### LISTED RECORDS

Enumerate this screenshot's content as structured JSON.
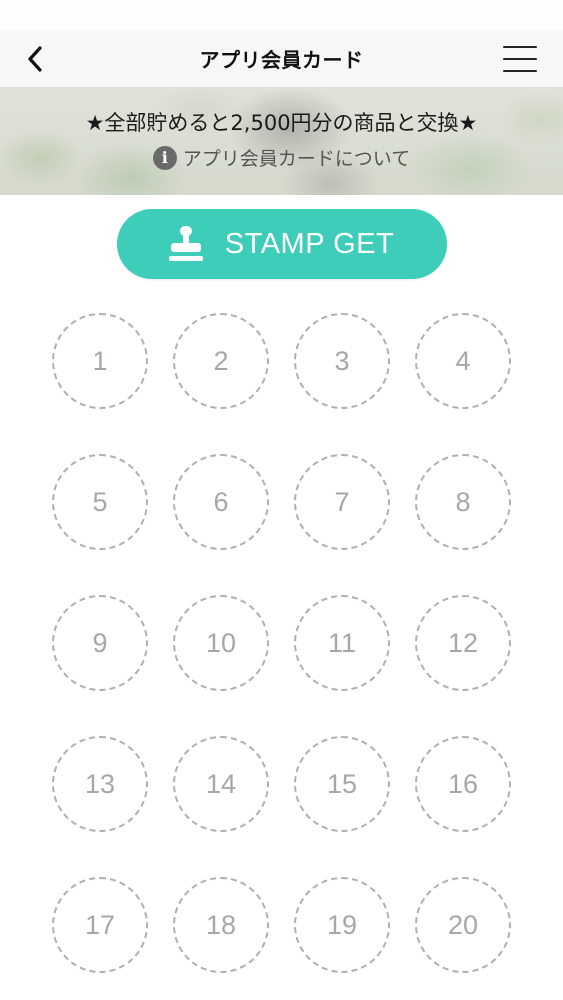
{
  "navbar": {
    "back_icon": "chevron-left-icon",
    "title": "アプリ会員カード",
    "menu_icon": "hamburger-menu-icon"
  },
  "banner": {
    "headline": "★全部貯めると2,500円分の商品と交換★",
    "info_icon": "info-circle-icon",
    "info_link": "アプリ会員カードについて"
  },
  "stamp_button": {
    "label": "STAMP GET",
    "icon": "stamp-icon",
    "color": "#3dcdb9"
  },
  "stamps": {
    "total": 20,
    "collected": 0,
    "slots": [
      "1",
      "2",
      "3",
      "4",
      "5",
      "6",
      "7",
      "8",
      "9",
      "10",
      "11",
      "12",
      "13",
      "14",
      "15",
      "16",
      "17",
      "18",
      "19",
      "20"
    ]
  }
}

######

### [WHAT YOU ARE ASKED TO DO]
Pictures stay out; repeat all the rest of the records exactly.

### [IN RESPONSE]
Enumerate this screenshot's content as structured JSON.
{
  "navbar": {
    "back_icon": "chevron-left-icon",
    "title": "アプリ会員カード",
    "menu_icon": "hamburger-menu-icon"
  },
  "banner": {
    "headline": "★全部貯めると2,500円分の商品と交換★",
    "info_icon": "info-circle-icon",
    "info_link": "アプリ会員カードについて"
  },
  "stamp_button": {
    "label": "STAMP GET",
    "icon": "stamp-icon",
    "color": "#3dcdb9"
  },
  "stamps": {
    "total": 20,
    "collected": 0,
    "slots": [
      "1",
      "2",
      "3",
      "4",
      "5",
      "6",
      "7",
      "8",
      "9",
      "10",
      "11",
      "12",
      "13",
      "14",
      "15",
      "16",
      "17",
      "18",
      "19",
      "20"
    ]
  }
}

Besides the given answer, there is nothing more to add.